• _Material provided_:
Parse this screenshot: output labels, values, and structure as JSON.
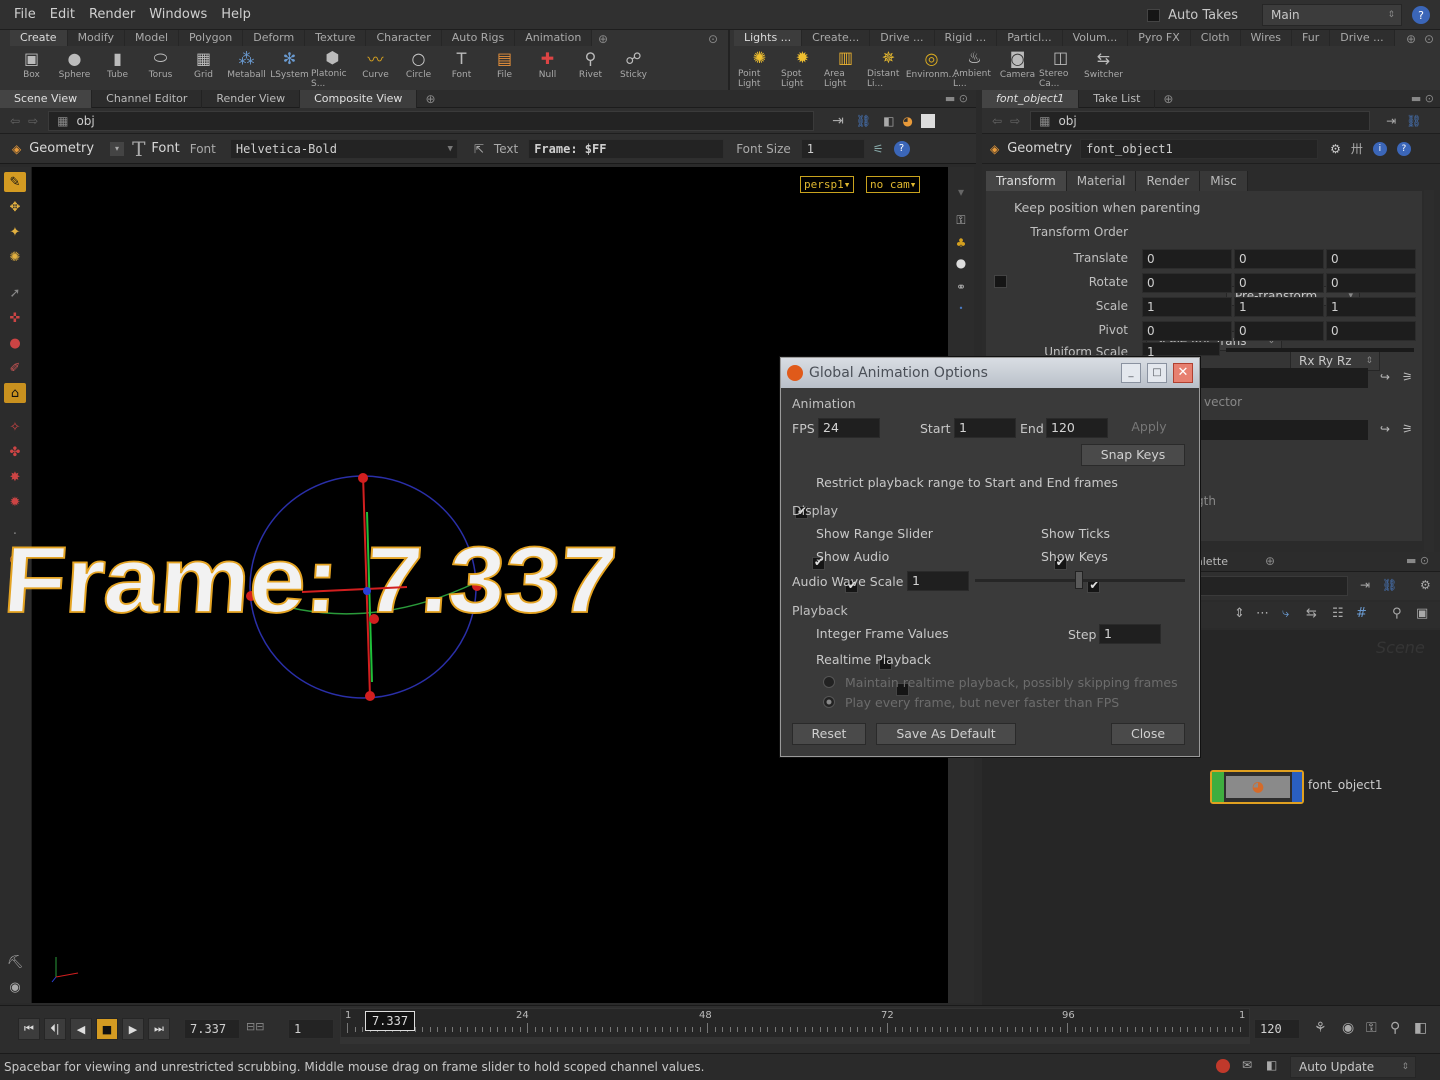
{
  "menubar": {
    "items": [
      "File",
      "Edit",
      "Render",
      "Windows",
      "Help"
    ],
    "auto_takes": "Auto Takes",
    "desktop": "Main"
  },
  "shelf_left": {
    "tabs": [
      "Create",
      "Modify",
      "Model",
      "Polygon",
      "Deform",
      "Texture",
      "Character",
      "Auto Rigs",
      "Animation"
    ],
    "tools": [
      {
        "label": "Box",
        "icon": "box-icon"
      },
      {
        "label": "Sphere",
        "icon": "sphere-icon"
      },
      {
        "label": "Tube",
        "icon": "tube-icon"
      },
      {
        "label": "Torus",
        "icon": "torus-icon"
      },
      {
        "label": "Grid",
        "icon": "grid-icon"
      },
      {
        "label": "Metaball",
        "icon": "metaball-icon"
      },
      {
        "label": "LSystem",
        "icon": "lsystem-icon"
      },
      {
        "label": "Platonic S...",
        "icon": "platonic-icon"
      },
      {
        "label": "Curve",
        "icon": "curve-icon"
      },
      {
        "label": "Circle",
        "icon": "circle-icon"
      },
      {
        "label": "Font",
        "icon": "font-icon"
      },
      {
        "label": "File",
        "icon": "file-icon"
      },
      {
        "label": "Null",
        "icon": "null-icon"
      },
      {
        "label": "Rivet",
        "icon": "rivet-icon"
      },
      {
        "label": "Sticky",
        "icon": "sticky-icon"
      }
    ]
  },
  "shelf_right": {
    "tabs": [
      "Lights ...",
      "Create...",
      "Drive ...",
      "Rigid ...",
      "Particl...",
      "Volum...",
      "Pyro FX",
      "Cloth",
      "Wires",
      "Fur",
      "Drive ..."
    ],
    "tools": [
      {
        "label": "Point Light",
        "icon": "point-light-icon"
      },
      {
        "label": "Spot Light",
        "icon": "spot-light-icon"
      },
      {
        "label": "Area Light",
        "icon": "area-light-icon"
      },
      {
        "label": "Distant Li...",
        "icon": "distant-light-icon"
      },
      {
        "label": "Environm...",
        "icon": "environment-light-icon"
      },
      {
        "label": "Ambient L...",
        "icon": "ambient-light-icon"
      },
      {
        "label": "Camera",
        "icon": "camera-icon"
      },
      {
        "label": "Stereo Ca...",
        "icon": "stereo-camera-icon"
      },
      {
        "label": "Switcher",
        "icon": "switcher-icon"
      }
    ]
  },
  "left_pane": {
    "tabs": [
      "Scene View",
      "Channel Editor",
      "Render View",
      "Composite View"
    ],
    "path": "obj",
    "toolbar": {
      "context": "Geometry",
      "node_type": "Font",
      "font_label": "Font",
      "font_value": "Helvetica-Bold",
      "text_label": "Text",
      "text_value": "Frame: $FF",
      "fontsize_label": "Font Size",
      "fontsize_value": "1"
    },
    "viewport": {
      "camera": "persp1",
      "cam": "no cam",
      "frame_text": "Frame: 7.337"
    }
  },
  "right_pane": {
    "tabs": [
      "font_object1",
      "Take List"
    ],
    "path": "obj",
    "context": "Geometry",
    "node_name": "font_object1",
    "parm_tabs": [
      "Transform",
      "Material",
      "Render",
      "Misc"
    ],
    "keep_pos_label": "Keep position when parenting",
    "pretransform": "Pre-transform",
    "transform_order_label": "Transform Order",
    "transform_order": "Scale Rot Trans",
    "rot_order": "Rx Ry Rz",
    "parms": [
      {
        "label": "Translate",
        "v": [
          "0",
          "0",
          "0"
        ]
      },
      {
        "label": "Rotate",
        "v": [
          "0",
          "0",
          "0"
        ]
      },
      {
        "label": "Scale",
        "v": [
          "1",
          "1",
          "1"
        ]
      },
      {
        "label": "Pivot",
        "v": [
          "0",
          "0",
          "0"
        ]
      }
    ],
    "uniform_scale_label": "Uniform Scale",
    "uniform_scale": "1",
    "vector_frag": "vector",
    "length_frag": "gth",
    "network_tab": "alette",
    "scene_watermark": "Scene",
    "node": "font_object1"
  },
  "dialog": {
    "title": "Global Animation Options",
    "animation_section": "Animation",
    "fps_label": "FPS",
    "fps": "24",
    "start_label": "Start",
    "start": "1",
    "end_label": "End",
    "end": "120",
    "apply": "Apply",
    "snap_keys": "Snap Keys",
    "restrict": "Restrict playback range to Start and End frames",
    "display_section": "Display",
    "show_range_slider": "Show Range Slider",
    "show_ticks": "Show Ticks",
    "show_audio": "Show Audio",
    "show_keys": "Show Keys",
    "audio_wave_label": "Audio Wave Scale",
    "audio_wave": "1",
    "playback_section": "Playback",
    "integer_frames": "Integer Frame Values",
    "step_label": "Step",
    "step": "1",
    "realtime": "Realtime Playback",
    "maintain": "Maintain realtime playback, possibly skipping frames",
    "every_frame": "Play every frame, but never faster than FPS",
    "reset": "Reset",
    "save_default": "Save As Default",
    "close": "Close"
  },
  "timeline": {
    "current": "7.337",
    "step": "1",
    "range_start": "1",
    "range_end": "120",
    "ticks": [
      "24",
      "48",
      "72",
      "96"
    ],
    "marker": "7.337",
    "end_label": "1"
  },
  "status": {
    "message": "Spacebar for viewing and unrestricted scrubbing. Middle mouse drag on frame slider to hold scoped channel values.",
    "auto_update": "Auto Update"
  },
  "colors": {
    "accent": "#e8a21a",
    "viewport_bg": "#000000",
    "dialog_title": "#c7cdd5"
  }
}
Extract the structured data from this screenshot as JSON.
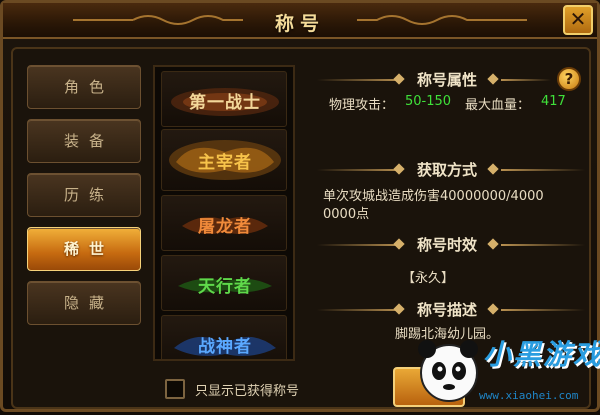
{
  "window": {
    "title": "称号"
  },
  "tabs": [
    {
      "label": "角色",
      "active": false
    },
    {
      "label": "装备",
      "active": false
    },
    {
      "label": "历练",
      "active": false
    },
    {
      "label": "稀世",
      "active": true
    },
    {
      "label": "隐藏",
      "active": false
    }
  ],
  "titles": [
    {
      "text": "第一战士",
      "color": "#f3d79a"
    },
    {
      "text": "主宰者",
      "color": "#f7c34a"
    },
    {
      "text": "屠龙者",
      "color": "#f08a3a"
    },
    {
      "text": "天行者",
      "color": "#5fd84a"
    },
    {
      "text": "战神者",
      "color": "#5aa8ff"
    }
  ],
  "info": {
    "attr_title": "称号属性",
    "attack_label": "物理攻击：",
    "attack_value": "50-150",
    "hp_label": "最大血量：",
    "hp_value": "417",
    "obtain_title": "获取方式",
    "obtain_line1": "单次攻城战造成伤害40000000/4000",
    "obtain_line2": "0000点",
    "duration_title": "称号时效",
    "duration_value": "【永久】",
    "desc_title": "称号描述",
    "desc_value": "脚踢北海幼儿园。"
  },
  "filter": {
    "label": "只显示已获得称号",
    "checked": false
  },
  "watermark": {
    "name": "小黑游戏",
    "url": "www.xiaohei.com"
  },
  "colors": {
    "accent": "#f2b13a",
    "green": "#3fe03a",
    "gold": "#f5dc9a"
  }
}
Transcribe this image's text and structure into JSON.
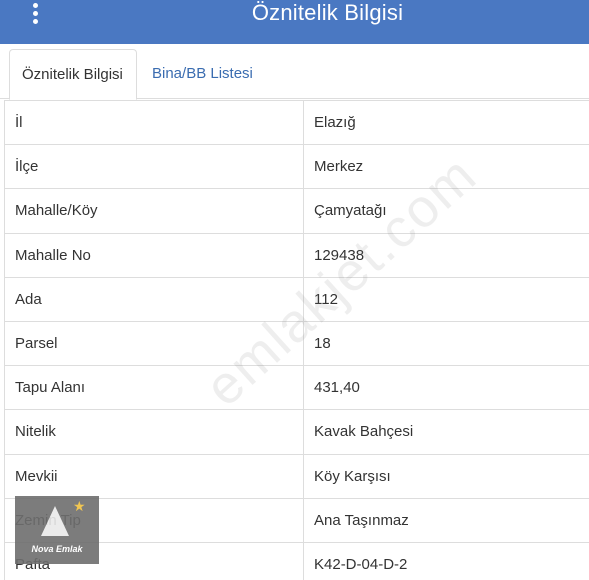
{
  "header": {
    "title": "Öznitelik Bilgisi"
  },
  "tabs": [
    {
      "label": "Öznitelik Bilgisi",
      "active": true
    },
    {
      "label": "Bina/BB Listesi",
      "active": false
    }
  ],
  "attributes": [
    {
      "label": "İl",
      "value": "Elazığ"
    },
    {
      "label": "İlçe",
      "value": "Merkez"
    },
    {
      "label": "Mahalle/Köy",
      "value": "Çamyatağı"
    },
    {
      "label": "Mahalle No",
      "value": "129438"
    },
    {
      "label": "Ada",
      "value": "112"
    },
    {
      "label": "Parsel",
      "value": "18"
    },
    {
      "label": "Tapu Alanı",
      "value": "431,40"
    },
    {
      "label": "Nitelik",
      "value": "Kavak Bahçesi"
    },
    {
      "label": "Mevkii",
      "value": "Köy Karşısı"
    },
    {
      "label": "Zemin Tip",
      "value": "Ana Taşınmaz"
    },
    {
      "label": "Pafta",
      "value": "K42-D-04-D-2"
    }
  ],
  "watermark": "emlakjet.com",
  "logo": {
    "text": "Nova Emlak"
  },
  "colors": {
    "header_bg": "#4a78c2",
    "tab_link": "#3a6cb0",
    "border": "#dddddd"
  }
}
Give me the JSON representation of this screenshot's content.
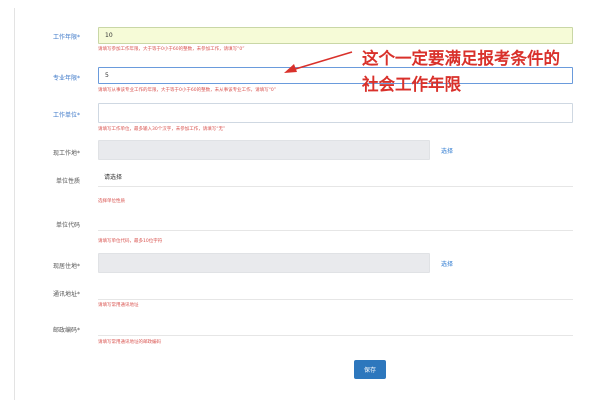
{
  "form": {
    "work_years": {
      "label": "工作年限*",
      "value": "10",
      "hint": "请填写参加工作年限，大于等于0小于60的整数，未参加工作，请填写“0”"
    },
    "major_years": {
      "label": "专业年限*",
      "value": "5",
      "hint": "请填写从事该专业工作的年限，大于等于0小于60的整数，未从事该专业工作，请填写“0”"
    },
    "work_unit": {
      "label": "工作单位*",
      "value": "",
      "hint": "请填写工作单位，最多输入30个汉字，未参加工作，请填写“无”"
    },
    "current_work": {
      "label": "现工作地*",
      "value": "",
      "select_label": "选择"
    },
    "unit_nature": {
      "label": "单位性质",
      "value": "请选择",
      "hint": "选择单位性质"
    },
    "unit_code": {
      "label": "单位代码",
      "value": "",
      "hint": "请填写单位代码，最多10位字符"
    },
    "residence": {
      "label": "现居住地*",
      "value": "",
      "select_label": "选择"
    },
    "mail_address": {
      "label": "通讯地址*",
      "value": "",
      "hint": "请填写常用通讯地址"
    },
    "postal_code": {
      "label": "邮政编码*",
      "value": "",
      "hint": "请填写常用通讯地址的邮政编码"
    },
    "save_label": "保存"
  },
  "annotation": {
    "line1": "这个一定要满足报考条件的",
    "line2": "社会工作年限",
    "color": "#d9312b"
  }
}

• _Goal_: Where the line containing "Give me the" appears above, start there and set down each line exactly through the last line of the data; leave out every picture.

• _Result_:
Give me the JSON representation of this screenshot's content.
{
  "form": {
    "work_years": {
      "label": "工作年限*",
      "value": "10",
      "hint": "请填写参加工作年限，大于等于0小于60的整数，未参加工作，请填写“0”"
    },
    "major_years": {
      "label": "专业年限*",
      "value": "5",
      "hint": "请填写从事该专业工作的年限，大于等于0小于60的整数，未从事该专业工作，请填写“0”"
    },
    "work_unit": {
      "label": "工作单位*",
      "value": "",
      "hint": "请填写工作单位，最多输入30个汉字，未参加工作，请填写“无”"
    },
    "current_work": {
      "label": "现工作地*",
      "value": "",
      "select_label": "选择"
    },
    "unit_nature": {
      "label": "单位性质",
      "value": "请选择",
      "hint": "选择单位性质"
    },
    "unit_code": {
      "label": "单位代码",
      "value": "",
      "hint": "请填写单位代码，最多10位字符"
    },
    "residence": {
      "label": "现居住地*",
      "value": "",
      "select_label": "选择"
    },
    "mail_address": {
      "label": "通讯地址*",
      "value": "",
      "hint": "请填写常用通讯地址"
    },
    "postal_code": {
      "label": "邮政编码*",
      "value": "",
      "hint": "请填写常用通讯地址的邮政编码"
    },
    "save_label": "保存"
  },
  "annotation": {
    "line1": "这个一定要满足报考条件的",
    "line2": "社会工作年限",
    "color": "#d9312b"
  }
}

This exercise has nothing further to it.